— begin TASK INPUTS —

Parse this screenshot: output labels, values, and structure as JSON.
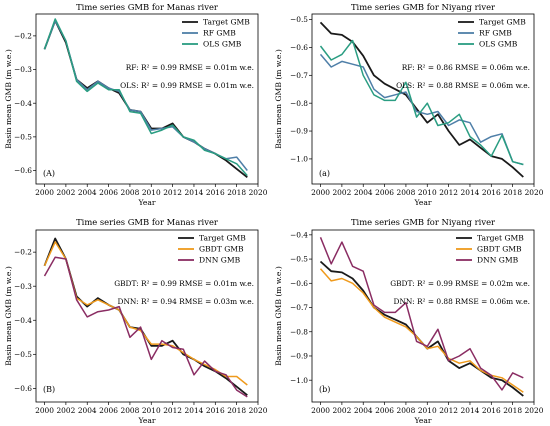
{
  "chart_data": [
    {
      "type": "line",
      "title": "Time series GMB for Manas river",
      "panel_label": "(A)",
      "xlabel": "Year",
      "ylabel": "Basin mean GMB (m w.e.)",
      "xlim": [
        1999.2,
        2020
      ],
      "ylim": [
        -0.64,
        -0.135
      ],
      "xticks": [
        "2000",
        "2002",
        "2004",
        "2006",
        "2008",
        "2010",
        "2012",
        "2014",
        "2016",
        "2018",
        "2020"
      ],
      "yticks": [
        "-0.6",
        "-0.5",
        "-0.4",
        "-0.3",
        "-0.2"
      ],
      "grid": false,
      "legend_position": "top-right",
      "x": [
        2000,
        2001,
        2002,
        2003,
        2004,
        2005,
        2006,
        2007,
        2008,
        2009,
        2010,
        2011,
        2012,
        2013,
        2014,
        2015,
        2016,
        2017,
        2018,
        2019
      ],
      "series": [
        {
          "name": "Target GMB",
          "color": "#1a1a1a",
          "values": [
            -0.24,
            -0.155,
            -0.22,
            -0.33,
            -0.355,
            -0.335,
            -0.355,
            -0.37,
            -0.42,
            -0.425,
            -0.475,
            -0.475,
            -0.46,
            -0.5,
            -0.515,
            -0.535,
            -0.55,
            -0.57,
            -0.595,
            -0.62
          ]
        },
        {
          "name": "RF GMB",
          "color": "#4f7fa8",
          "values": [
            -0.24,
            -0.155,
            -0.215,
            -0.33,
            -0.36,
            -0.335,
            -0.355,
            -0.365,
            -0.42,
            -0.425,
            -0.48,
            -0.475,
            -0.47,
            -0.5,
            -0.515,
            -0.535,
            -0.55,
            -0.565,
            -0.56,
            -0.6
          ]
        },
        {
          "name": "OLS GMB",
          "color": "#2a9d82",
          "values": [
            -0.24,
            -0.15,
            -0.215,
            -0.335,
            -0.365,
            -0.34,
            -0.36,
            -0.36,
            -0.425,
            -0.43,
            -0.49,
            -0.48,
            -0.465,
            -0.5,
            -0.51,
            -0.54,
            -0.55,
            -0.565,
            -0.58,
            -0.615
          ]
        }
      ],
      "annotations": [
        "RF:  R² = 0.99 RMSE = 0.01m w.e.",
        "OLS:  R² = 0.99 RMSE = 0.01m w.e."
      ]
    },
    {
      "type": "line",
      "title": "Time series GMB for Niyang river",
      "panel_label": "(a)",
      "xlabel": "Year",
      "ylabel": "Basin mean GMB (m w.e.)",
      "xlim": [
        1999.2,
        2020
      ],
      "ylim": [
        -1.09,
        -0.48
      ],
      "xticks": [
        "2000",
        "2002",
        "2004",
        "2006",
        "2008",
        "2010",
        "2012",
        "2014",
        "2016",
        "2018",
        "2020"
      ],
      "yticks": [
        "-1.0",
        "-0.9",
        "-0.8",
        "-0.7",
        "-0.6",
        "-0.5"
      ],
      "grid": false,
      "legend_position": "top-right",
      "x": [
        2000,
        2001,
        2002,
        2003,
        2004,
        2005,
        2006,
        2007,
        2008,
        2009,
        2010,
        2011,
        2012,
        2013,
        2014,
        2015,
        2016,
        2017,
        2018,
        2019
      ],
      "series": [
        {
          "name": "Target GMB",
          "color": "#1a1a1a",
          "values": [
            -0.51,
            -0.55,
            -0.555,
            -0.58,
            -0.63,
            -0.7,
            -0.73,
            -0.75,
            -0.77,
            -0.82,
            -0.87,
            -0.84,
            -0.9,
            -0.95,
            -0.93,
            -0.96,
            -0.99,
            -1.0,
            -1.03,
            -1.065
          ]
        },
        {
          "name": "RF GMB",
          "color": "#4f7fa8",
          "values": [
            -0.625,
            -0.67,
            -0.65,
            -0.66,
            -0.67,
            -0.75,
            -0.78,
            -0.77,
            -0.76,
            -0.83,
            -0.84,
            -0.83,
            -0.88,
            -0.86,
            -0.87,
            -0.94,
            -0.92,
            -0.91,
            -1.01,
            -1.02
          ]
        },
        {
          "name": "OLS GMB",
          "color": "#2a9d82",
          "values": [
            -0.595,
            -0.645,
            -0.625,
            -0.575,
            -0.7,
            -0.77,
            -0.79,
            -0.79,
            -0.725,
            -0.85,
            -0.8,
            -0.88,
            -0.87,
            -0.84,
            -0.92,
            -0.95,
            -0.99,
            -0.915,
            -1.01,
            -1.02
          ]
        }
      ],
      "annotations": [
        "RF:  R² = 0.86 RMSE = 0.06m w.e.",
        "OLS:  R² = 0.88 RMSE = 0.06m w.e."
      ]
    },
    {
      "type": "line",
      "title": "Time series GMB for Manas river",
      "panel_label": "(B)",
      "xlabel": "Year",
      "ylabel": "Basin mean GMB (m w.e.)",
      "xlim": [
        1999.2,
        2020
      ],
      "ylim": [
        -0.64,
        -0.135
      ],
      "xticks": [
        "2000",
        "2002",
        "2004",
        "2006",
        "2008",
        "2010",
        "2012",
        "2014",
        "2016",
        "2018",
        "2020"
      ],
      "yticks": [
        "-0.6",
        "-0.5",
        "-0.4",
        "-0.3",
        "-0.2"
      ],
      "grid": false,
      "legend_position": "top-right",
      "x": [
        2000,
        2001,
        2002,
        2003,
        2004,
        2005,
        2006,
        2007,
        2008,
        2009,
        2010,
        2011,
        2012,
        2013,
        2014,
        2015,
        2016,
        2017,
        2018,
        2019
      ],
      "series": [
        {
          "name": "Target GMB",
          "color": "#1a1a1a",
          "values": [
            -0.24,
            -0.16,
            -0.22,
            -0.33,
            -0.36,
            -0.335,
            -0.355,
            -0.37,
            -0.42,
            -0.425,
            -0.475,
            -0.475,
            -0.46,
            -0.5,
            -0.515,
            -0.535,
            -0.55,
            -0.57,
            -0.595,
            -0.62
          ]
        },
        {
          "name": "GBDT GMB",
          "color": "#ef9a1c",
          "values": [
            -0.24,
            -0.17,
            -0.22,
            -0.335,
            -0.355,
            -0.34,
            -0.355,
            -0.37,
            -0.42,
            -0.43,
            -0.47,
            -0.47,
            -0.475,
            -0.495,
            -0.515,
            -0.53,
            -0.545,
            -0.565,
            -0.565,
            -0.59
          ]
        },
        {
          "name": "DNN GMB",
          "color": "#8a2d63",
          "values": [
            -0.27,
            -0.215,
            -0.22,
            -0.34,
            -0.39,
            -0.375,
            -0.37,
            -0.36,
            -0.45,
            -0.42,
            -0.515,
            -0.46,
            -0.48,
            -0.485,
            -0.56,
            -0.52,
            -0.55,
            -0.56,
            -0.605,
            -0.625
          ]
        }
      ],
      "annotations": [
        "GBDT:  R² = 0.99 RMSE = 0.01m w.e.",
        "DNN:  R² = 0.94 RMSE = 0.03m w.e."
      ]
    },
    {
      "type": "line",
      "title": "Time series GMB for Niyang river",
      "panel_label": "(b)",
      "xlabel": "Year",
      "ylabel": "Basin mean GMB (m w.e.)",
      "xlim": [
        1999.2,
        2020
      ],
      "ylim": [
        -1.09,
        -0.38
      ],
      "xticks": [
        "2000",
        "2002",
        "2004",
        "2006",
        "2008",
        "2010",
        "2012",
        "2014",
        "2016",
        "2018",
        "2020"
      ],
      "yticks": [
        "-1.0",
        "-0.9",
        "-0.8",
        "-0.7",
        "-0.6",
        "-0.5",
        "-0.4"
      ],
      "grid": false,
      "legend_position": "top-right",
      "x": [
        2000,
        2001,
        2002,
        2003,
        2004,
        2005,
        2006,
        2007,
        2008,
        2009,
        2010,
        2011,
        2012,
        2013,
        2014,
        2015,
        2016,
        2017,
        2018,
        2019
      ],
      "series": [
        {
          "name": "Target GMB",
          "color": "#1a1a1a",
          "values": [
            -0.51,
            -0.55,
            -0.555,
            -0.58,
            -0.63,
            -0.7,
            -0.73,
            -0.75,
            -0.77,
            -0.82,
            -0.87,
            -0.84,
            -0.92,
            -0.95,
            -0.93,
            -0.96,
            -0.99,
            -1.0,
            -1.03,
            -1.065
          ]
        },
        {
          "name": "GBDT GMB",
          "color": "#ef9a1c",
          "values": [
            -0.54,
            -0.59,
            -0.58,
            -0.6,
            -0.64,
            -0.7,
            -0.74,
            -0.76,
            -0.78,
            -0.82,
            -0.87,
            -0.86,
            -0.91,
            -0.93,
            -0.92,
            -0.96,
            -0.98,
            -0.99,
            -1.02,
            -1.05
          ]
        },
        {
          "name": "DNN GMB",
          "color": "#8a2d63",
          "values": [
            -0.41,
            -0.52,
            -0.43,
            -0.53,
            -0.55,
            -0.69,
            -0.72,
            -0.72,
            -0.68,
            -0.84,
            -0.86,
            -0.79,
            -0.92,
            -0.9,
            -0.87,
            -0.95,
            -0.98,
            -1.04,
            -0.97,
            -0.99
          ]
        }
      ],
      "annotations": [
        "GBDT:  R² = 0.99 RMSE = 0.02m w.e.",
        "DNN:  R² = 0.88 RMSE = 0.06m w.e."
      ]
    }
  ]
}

— end TASK INPUTS —
— begin TASK INPUTS —

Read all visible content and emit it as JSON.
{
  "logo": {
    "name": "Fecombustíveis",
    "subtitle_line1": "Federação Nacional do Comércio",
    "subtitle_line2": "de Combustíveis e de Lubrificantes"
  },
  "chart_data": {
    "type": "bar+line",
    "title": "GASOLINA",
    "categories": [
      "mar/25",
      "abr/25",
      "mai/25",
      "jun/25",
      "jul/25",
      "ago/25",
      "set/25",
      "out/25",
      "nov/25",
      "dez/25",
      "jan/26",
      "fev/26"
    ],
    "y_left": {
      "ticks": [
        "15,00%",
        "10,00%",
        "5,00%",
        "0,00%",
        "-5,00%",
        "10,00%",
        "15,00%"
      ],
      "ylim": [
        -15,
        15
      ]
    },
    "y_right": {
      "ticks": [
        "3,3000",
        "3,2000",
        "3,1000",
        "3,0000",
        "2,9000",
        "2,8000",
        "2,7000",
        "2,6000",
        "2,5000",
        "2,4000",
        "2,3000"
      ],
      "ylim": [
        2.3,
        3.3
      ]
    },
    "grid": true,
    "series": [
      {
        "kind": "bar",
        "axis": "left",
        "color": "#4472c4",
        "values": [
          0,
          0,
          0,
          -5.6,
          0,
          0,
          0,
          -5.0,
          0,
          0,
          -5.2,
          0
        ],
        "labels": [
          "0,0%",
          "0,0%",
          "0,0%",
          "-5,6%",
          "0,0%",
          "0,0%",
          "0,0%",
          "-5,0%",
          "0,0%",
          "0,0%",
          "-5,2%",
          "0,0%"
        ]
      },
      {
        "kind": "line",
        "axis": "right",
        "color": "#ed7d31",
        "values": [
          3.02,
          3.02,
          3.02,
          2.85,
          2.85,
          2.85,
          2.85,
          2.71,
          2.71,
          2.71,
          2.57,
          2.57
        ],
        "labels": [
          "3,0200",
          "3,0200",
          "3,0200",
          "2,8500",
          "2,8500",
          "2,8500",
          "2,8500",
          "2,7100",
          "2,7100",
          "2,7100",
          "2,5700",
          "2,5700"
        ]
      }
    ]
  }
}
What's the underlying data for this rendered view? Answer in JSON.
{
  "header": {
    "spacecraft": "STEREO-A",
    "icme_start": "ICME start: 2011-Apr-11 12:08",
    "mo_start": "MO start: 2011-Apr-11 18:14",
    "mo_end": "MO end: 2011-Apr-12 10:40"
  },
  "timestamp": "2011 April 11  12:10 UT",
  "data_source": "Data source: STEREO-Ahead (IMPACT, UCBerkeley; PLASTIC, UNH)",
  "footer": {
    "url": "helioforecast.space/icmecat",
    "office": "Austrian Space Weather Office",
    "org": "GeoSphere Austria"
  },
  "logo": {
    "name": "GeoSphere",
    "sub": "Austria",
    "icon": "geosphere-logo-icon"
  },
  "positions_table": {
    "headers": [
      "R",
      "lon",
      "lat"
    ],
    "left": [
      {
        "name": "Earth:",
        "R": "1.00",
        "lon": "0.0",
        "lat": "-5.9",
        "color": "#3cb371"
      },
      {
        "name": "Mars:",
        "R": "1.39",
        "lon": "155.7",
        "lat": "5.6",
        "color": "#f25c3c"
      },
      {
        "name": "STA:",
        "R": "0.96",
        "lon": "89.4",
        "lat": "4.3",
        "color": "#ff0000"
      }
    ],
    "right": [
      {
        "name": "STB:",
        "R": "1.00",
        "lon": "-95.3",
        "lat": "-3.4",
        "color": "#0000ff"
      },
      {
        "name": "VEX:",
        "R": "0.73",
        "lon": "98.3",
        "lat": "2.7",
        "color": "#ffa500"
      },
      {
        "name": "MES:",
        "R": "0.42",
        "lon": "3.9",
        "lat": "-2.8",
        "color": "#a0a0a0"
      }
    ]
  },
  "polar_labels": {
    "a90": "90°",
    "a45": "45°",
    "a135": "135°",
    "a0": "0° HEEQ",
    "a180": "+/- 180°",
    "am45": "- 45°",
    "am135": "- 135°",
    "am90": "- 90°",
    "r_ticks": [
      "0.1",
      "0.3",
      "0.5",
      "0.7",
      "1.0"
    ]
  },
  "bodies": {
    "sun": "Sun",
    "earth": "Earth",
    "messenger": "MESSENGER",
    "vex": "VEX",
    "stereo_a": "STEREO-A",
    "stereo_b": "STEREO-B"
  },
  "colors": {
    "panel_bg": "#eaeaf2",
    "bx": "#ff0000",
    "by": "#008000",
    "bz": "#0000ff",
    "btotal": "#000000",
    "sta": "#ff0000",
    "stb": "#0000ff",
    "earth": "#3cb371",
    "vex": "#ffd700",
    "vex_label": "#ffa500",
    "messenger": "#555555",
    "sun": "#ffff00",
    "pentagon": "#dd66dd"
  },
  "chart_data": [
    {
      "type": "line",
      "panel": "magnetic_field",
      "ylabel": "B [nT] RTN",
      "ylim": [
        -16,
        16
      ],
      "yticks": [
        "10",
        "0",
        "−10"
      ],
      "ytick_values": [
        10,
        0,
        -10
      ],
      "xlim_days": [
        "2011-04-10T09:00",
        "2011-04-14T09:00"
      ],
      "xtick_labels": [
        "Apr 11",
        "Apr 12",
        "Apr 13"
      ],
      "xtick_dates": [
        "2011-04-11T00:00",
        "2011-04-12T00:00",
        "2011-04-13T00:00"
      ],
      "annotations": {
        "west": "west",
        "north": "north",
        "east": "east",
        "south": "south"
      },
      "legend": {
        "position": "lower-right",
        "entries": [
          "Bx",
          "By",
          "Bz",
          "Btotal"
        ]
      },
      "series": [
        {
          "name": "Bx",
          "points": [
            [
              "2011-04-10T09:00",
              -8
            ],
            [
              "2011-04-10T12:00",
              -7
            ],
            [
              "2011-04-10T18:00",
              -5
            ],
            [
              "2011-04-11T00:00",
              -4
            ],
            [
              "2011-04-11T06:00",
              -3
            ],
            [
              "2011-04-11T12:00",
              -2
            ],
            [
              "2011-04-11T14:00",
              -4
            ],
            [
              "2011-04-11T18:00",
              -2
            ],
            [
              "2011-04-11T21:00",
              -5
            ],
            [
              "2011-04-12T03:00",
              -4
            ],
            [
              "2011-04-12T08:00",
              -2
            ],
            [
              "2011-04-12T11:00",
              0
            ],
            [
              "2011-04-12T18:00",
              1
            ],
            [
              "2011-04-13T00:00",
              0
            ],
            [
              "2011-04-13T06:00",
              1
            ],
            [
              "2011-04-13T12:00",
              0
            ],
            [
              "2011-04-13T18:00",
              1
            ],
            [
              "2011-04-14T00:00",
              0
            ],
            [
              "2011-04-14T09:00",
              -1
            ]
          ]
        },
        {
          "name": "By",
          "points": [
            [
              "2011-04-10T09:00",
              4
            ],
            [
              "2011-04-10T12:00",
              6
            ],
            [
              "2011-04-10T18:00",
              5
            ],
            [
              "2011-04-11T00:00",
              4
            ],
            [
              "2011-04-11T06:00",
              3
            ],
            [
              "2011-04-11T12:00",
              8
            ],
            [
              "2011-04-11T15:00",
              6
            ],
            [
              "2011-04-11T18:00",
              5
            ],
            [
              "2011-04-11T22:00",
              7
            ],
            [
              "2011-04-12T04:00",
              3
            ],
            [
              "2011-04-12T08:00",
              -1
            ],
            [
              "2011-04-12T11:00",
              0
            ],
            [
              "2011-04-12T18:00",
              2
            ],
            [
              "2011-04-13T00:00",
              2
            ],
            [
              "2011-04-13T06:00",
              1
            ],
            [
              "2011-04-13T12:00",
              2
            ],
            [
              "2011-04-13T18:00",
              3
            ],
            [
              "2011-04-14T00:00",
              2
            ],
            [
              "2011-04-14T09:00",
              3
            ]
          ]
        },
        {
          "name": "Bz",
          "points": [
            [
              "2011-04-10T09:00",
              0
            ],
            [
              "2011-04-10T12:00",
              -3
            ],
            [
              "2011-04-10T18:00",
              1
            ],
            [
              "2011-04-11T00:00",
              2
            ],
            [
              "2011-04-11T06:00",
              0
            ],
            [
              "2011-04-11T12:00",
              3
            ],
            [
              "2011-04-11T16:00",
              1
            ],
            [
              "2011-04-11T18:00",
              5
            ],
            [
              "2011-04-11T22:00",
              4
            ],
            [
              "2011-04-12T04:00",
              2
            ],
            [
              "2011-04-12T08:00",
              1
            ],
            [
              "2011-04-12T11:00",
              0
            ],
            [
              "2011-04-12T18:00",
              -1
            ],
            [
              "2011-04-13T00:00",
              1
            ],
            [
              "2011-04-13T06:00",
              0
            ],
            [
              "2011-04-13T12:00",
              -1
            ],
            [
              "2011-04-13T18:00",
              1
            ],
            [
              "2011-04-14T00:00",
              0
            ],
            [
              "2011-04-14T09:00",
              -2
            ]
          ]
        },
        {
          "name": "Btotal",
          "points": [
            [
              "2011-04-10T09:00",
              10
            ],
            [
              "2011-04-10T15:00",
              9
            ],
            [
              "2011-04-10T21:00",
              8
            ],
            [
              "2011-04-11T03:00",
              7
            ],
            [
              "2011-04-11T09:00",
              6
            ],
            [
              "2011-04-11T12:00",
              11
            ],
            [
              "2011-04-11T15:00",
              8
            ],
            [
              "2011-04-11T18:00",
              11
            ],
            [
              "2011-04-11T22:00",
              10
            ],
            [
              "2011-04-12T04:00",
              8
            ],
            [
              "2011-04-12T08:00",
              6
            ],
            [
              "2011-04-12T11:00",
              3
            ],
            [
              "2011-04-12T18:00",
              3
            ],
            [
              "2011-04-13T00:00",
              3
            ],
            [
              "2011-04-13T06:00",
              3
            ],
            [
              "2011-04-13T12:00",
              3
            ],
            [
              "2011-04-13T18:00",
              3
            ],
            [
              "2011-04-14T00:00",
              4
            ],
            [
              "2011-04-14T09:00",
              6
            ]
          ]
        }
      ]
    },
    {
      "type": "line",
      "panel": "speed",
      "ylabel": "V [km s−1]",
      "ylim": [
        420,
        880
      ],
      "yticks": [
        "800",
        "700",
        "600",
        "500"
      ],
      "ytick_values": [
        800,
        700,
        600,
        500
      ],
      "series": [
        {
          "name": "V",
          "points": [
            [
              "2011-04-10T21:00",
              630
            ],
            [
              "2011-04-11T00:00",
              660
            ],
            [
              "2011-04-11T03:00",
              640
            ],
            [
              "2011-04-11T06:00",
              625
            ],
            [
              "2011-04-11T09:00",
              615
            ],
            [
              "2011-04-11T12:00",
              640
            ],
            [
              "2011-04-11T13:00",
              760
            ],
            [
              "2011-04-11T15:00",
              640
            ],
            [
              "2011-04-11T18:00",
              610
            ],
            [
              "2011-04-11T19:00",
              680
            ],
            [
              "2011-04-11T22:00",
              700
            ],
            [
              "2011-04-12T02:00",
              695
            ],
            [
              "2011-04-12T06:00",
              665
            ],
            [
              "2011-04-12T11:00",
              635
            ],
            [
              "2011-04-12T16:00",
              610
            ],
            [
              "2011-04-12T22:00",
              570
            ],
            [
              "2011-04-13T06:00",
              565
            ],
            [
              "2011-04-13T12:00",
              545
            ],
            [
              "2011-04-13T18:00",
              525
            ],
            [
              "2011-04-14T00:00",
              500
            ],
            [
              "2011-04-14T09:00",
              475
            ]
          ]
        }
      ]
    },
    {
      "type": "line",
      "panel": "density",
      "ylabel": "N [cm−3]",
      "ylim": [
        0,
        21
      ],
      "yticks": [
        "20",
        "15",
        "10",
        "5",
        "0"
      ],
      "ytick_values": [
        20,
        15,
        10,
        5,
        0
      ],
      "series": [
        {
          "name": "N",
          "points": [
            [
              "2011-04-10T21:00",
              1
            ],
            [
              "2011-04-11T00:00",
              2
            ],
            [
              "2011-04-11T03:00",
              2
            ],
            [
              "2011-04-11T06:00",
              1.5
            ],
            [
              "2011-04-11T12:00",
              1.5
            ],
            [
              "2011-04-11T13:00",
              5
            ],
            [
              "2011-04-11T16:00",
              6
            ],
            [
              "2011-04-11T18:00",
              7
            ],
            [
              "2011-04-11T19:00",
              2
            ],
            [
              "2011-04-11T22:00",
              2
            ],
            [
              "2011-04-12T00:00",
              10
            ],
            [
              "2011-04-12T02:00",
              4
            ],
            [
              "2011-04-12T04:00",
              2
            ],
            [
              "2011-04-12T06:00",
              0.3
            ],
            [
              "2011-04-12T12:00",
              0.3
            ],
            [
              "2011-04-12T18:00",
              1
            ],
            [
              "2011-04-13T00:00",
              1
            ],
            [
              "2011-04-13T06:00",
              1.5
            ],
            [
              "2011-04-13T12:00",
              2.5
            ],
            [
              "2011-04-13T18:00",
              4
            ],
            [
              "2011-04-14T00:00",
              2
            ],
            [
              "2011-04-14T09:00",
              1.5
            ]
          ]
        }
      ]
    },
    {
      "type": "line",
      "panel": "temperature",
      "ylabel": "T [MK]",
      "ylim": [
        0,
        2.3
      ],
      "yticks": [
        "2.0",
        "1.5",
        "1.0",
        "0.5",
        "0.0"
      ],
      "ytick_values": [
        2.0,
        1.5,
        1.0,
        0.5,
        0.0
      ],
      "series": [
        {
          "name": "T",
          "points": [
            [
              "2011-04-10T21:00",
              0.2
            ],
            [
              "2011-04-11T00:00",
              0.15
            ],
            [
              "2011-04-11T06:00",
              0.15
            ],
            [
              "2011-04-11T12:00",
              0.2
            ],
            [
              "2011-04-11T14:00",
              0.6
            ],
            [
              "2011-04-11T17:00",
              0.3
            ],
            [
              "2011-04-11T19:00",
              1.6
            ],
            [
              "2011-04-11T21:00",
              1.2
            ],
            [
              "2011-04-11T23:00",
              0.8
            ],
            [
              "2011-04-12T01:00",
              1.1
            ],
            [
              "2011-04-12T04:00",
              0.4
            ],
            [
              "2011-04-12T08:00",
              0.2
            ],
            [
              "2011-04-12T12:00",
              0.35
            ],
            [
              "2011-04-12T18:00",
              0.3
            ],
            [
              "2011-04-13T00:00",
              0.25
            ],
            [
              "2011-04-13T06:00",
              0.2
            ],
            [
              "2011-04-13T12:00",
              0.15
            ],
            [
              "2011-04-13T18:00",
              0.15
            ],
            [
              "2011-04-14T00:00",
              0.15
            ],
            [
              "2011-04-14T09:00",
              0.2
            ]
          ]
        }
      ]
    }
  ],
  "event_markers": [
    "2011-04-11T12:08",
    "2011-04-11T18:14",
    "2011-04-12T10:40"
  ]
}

— end TASK INPUTS —

## WORK INSTRUCTIONS
Going through the data above, count the lines where the string "STEREO" appears, and answer with only that number.

## EXERCISE ANSWER
4